Below is a block of data; give all of it again word for word.

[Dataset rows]
========================
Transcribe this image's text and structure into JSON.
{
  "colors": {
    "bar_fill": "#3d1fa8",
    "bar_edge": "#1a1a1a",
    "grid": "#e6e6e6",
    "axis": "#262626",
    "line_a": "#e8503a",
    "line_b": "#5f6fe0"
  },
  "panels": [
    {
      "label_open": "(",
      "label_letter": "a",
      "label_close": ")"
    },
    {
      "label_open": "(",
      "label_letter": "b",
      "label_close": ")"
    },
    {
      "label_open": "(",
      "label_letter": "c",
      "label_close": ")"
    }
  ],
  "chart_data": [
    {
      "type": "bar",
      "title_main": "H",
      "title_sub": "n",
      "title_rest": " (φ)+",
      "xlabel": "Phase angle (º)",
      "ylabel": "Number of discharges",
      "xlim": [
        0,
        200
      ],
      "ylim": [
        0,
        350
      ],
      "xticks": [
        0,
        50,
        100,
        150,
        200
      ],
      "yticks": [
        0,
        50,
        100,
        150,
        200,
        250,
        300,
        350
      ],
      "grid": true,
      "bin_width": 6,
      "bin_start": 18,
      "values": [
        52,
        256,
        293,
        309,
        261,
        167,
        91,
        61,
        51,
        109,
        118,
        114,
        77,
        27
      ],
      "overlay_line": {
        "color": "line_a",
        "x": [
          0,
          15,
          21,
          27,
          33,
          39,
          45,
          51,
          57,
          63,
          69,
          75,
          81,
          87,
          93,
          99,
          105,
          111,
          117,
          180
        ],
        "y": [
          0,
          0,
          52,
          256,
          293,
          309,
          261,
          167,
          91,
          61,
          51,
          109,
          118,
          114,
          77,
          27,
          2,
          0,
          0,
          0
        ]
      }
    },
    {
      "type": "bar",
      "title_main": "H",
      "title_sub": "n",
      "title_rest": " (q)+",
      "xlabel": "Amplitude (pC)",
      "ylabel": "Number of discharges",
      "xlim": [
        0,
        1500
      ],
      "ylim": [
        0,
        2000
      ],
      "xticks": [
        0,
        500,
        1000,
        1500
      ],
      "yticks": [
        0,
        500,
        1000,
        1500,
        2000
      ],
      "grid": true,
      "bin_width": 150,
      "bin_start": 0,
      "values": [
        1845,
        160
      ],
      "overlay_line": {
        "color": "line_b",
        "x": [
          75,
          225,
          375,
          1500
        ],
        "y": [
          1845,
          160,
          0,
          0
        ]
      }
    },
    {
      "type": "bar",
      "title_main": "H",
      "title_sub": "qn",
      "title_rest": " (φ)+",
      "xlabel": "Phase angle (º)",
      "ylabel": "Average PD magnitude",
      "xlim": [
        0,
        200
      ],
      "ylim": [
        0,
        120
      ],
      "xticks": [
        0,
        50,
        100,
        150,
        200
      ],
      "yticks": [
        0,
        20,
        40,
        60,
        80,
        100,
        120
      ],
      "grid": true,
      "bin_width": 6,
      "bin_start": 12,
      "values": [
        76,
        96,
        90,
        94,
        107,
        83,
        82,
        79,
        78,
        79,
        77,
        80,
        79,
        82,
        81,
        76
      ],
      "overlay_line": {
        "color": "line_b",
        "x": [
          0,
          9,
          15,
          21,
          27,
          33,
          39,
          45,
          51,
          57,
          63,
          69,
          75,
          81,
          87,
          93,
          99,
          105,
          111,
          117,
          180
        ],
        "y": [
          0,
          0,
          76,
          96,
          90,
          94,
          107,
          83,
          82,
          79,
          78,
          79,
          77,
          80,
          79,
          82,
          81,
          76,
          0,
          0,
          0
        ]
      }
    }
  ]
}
========================
--- Solution ---
Transcribe this image's text and structure into JSON.
{
  "colors": {
    "bar_fill": "#3d1fa8",
    "bar_edge": "#1a1a1a",
    "grid": "#e6e6e6",
    "axis": "#262626",
    "line_a": "#e8503a",
    "line_b": "#5f6fe0"
  },
  "panels": [
    {
      "label_open": "(",
      "label_letter": "a",
      "label_close": ")"
    },
    {
      "label_open": "(",
      "label_letter": "b",
      "label_close": ")"
    },
    {
      "label_open": "(",
      "label_letter": "c",
      "label_close": ")"
    }
  ],
  "chart_data": [
    {
      "type": "bar",
      "title_main": "H",
      "title_sub": "n",
      "title_rest": " (φ)+",
      "xlabel": "Phase angle (º)",
      "ylabel": "Number of discharges",
      "xlim": [
        0,
        200
      ],
      "ylim": [
        0,
        350
      ],
      "xticks": [
        0,
        50,
        100,
        150,
        200
      ],
      "yticks": [
        0,
        50,
        100,
        150,
        200,
        250,
        300,
        350
      ],
      "grid": true,
      "bin_width": 6,
      "bin_start": 18,
      "values": [
        52,
        256,
        293,
        309,
        261,
        167,
        91,
        61,
        51,
        109,
        118,
        114,
        77,
        27
      ],
      "overlay_line": {
        "color": "line_a",
        "x": [
          0,
          15,
          21,
          27,
          33,
          39,
          45,
          51,
          57,
          63,
          69,
          75,
          81,
          87,
          93,
          99,
          105,
          111,
          117,
          180
        ],
        "y": [
          0,
          0,
          52,
          256,
          293,
          309,
          261,
          167,
          91,
          61,
          51,
          109,
          118,
          114,
          77,
          27,
          2,
          0,
          0,
          0
        ]
      }
    },
    {
      "type": "bar",
      "title_main": "H",
      "title_sub": "n",
      "title_rest": " (q)+",
      "xlabel": "Amplitude (pC)",
      "ylabel": "Number of discharges",
      "xlim": [
        0,
        1500
      ],
      "ylim": [
        0,
        2000
      ],
      "xticks": [
        0,
        500,
        1000,
        1500
      ],
      "yticks": [
        0,
        500,
        1000,
        1500,
        2000
      ],
      "grid": true,
      "bin_width": 150,
      "bin_start": 0,
      "values": [
        1845,
        160
      ],
      "overlay_line": {
        "color": "line_b",
        "x": [
          75,
          225,
          375,
          1500
        ],
        "y": [
          1845,
          160,
          0,
          0
        ]
      }
    },
    {
      "type": "bar",
      "title_main": "H",
      "title_sub": "qn",
      "title_rest": " (φ)+",
      "xlabel": "Phase angle (º)",
      "ylabel": "Average PD magnitude",
      "xlim": [
        0,
        200
      ],
      "ylim": [
        0,
        120
      ],
      "xticks": [
        0,
        50,
        100,
        150,
        200
      ],
      "yticks": [
        0,
        20,
        40,
        60,
        80,
        100,
        120
      ],
      "grid": true,
      "bin_width": 6,
      "bin_start": 12,
      "values": [
        76,
        96,
        90,
        94,
        107,
        83,
        82,
        79,
        78,
        79,
        77,
        80,
        79,
        82,
        81,
        76
      ],
      "overlay_line": {
        "color": "line_b",
        "x": [
          0,
          9,
          15,
          21,
          27,
          33,
          39,
          45,
          51,
          57,
          63,
          69,
          75,
          81,
          87,
          93,
          99,
          105,
          111,
          117,
          180
        ],
        "y": [
          0,
          0,
          76,
          96,
          90,
          94,
          107,
          83,
          82,
          79,
          78,
          79,
          77,
          80,
          79,
          82,
          81,
          76,
          0,
          0,
          0
        ]
      }
    }
  ]
}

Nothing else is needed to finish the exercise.